▶ **Exercise goal**
Copy the data below, changing every "data-point" to "plot-marker" and leaving the rest untouched.

▶ **Element boundary records**
--------------------------------------------------

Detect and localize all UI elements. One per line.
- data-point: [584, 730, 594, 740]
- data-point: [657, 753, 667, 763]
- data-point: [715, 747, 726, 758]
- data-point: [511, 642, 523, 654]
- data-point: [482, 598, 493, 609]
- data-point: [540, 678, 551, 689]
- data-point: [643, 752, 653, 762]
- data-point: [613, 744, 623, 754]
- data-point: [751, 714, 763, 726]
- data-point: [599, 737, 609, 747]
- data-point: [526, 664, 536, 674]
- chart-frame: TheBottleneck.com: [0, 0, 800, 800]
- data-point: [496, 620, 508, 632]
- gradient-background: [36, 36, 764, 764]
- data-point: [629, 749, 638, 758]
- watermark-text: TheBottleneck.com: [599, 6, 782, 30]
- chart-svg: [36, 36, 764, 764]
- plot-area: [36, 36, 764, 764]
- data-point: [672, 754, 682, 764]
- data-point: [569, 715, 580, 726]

--------------------------------------------------

▶ **Correct result**
Detect and localize all UI elements. One per line.
- plot-marker: [584, 730, 594, 740]
- plot-marker: [657, 753, 667, 763]
- plot-marker: [715, 747, 726, 758]
- plot-marker: [511, 642, 523, 654]
- plot-marker: [482, 598, 493, 609]
- plot-marker: [540, 678, 551, 689]
- plot-marker: [643, 752, 653, 762]
- plot-marker: [613, 744, 623, 754]
- plot-marker: [751, 714, 763, 726]
- plot-marker: [599, 737, 609, 747]
- plot-marker: [526, 664, 536, 674]
- chart-frame: TheBottleneck.com: [0, 0, 800, 800]
- plot-marker: [496, 620, 508, 632]
- gradient-background: [36, 36, 764, 764]
- plot-marker: [629, 749, 638, 758]
- watermark-text: TheBottleneck.com: [599, 6, 782, 30]
- chart-svg: [36, 36, 764, 764]
- plot-area: [36, 36, 764, 764]
- plot-marker: [672, 754, 682, 764]
- plot-marker: [569, 715, 580, 726]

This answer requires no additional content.